- _Selection_
'''
That time Vanilla tried to be sexy

I don’t do sexy. I can pull off adorable, pretty, cute, sweet, professional, elegant, athletic or beautiful, depending on my mood and the circumstances. But sexy? Sexy is hard to do. I find the line between sexy and vulgar is very thin, and the last thing I want is to look like Jessica Rabbit at a wedding. I’m not sure if it is the product of my English Protestant- inspired upbringing mixed with my Catholic high school run by nuns, but when I imagine being sexy, I inevitably think of Mr. Bean. With a role model like that, y’all can understand why I struggle with the concept of sexiness.

It gets even more awkward when I shift from sexy appearance to sexy behaviour (attempted flirting and seduction). There was that time I attempted a strip tease for my first boyfriend and got stuck with my shirt above my face, arms flailing helplessly above my head, caught in the impromptu straight-jacket. I looked similar to Mr. Bean with the turkey on his head. Except unlike Mr. Bean, I collapsed into hysterical giggles as my boyfriend looked on in consternation. Not quite the tone I was going for.
'''
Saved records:
'''
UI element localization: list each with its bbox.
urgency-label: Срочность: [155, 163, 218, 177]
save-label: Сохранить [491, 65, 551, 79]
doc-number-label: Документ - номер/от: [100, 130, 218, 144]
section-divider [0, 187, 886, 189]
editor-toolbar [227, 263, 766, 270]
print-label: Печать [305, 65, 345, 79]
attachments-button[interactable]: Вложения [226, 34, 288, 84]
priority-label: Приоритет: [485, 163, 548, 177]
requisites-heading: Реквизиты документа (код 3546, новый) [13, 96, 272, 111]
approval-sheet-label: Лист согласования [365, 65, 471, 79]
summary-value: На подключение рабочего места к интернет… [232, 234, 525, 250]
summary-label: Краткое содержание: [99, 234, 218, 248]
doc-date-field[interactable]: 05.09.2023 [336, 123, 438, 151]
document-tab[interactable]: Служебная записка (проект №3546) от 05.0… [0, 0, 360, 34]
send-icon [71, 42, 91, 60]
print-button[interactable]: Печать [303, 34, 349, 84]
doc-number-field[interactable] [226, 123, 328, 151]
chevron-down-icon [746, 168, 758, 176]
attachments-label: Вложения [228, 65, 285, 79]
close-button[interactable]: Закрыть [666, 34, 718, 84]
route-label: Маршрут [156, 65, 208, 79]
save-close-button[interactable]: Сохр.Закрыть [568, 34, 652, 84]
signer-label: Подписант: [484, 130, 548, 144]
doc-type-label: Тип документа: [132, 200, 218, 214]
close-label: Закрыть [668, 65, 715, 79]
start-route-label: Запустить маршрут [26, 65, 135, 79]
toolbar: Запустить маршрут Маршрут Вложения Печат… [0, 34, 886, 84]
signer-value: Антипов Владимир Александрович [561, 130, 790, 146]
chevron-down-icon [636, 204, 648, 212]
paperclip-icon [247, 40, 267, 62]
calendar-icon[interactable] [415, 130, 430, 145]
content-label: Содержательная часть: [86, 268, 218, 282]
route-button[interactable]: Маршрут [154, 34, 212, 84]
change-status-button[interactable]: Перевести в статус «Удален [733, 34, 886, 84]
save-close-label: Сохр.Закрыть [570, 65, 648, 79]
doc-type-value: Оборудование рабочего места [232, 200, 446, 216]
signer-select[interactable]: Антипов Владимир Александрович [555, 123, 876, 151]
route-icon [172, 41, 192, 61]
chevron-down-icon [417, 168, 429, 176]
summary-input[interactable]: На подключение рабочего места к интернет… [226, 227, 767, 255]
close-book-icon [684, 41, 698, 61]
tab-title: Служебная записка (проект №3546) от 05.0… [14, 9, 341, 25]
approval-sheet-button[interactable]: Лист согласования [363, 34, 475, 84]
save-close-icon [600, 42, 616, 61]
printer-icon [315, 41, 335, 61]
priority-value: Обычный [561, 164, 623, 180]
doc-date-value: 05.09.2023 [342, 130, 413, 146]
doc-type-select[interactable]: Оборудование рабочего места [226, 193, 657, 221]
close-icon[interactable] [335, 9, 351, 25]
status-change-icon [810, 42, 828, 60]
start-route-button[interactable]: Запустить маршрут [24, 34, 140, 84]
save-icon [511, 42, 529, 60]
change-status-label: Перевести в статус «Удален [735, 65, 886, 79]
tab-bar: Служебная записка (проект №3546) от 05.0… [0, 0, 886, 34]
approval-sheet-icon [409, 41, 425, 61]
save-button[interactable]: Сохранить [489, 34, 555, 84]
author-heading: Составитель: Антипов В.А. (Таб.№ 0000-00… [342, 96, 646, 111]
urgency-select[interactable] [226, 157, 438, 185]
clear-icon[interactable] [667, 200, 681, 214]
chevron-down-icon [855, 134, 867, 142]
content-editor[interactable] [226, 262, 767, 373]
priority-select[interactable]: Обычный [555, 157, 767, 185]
'''
- _Exercise set_
1. In the essay on trying to be sexy, which character does the writer inevitably think of when imagining being sexy?
2. Please write the next part of the essay on trying to be sexy, picking up after its last sentence.
The records stand apart from the essay on trying to be sexy.

- _Task-by-task results_
1. Mr. Bean.

2.
There was the time I attempted 69-ing with that same boyfriend . It was an activity I was still getting used to – very complex movement: the fear of accidentally braining the guy with my knee as I settled down, making sure all bits were properly aligned and then multitasking. On this particular occasion, boyfriend decided we’d change the usual procedure and he’d be on top. I didn’t say anything, because I was concentrating on sucking in my tummy and my come-hither look. Also, I couldn’t figure out how to verbalize my concern that he would squash me – seemed like a rude thing to suggest. Anyhow, the logistics were ironed out, multitasking began, and… He farted. In my face. And tried to keep going as though nothing happened. I understood that I was supposed to follow his lead. I failed. Bursting out laughing with a penis in one’s mouth is not sexy. Nor is it sexy when you have to try push off a big guy from on top of you, so that you can take a few deep breaths as you attempt to moderate your uncontrollable laughter, while naked, next to a boy with wounded pride. Anti-sexiness.

And now, for my most recent failed attempt at the sexy.

Last week, I decided to overhaul my undergarment collection: my stuff was beginning to look ratty, and given my new comfort-level with vulnerability, I was hopeful that 2016 would result in more successful dating streaks/opportunities to get naked. I took advantage of Boxing Day sales and splurged on $150 of lingerie (worth > $300!! Saving money is super sexy). As I was getting ready on New Year’s Eve, I decided the most reasonable thing for me to do would be to send a picture of myself in my new frivolous lace undergarments to Beaut – if we weren’t going to ring the New Year together, obviously the next best thing would be for him to have a picture of me half-naked on his phone. Absence makes the heart grow fonder, and all that. Beaut was appreciative, and I thumped my chest in victory at having successfully been sexy.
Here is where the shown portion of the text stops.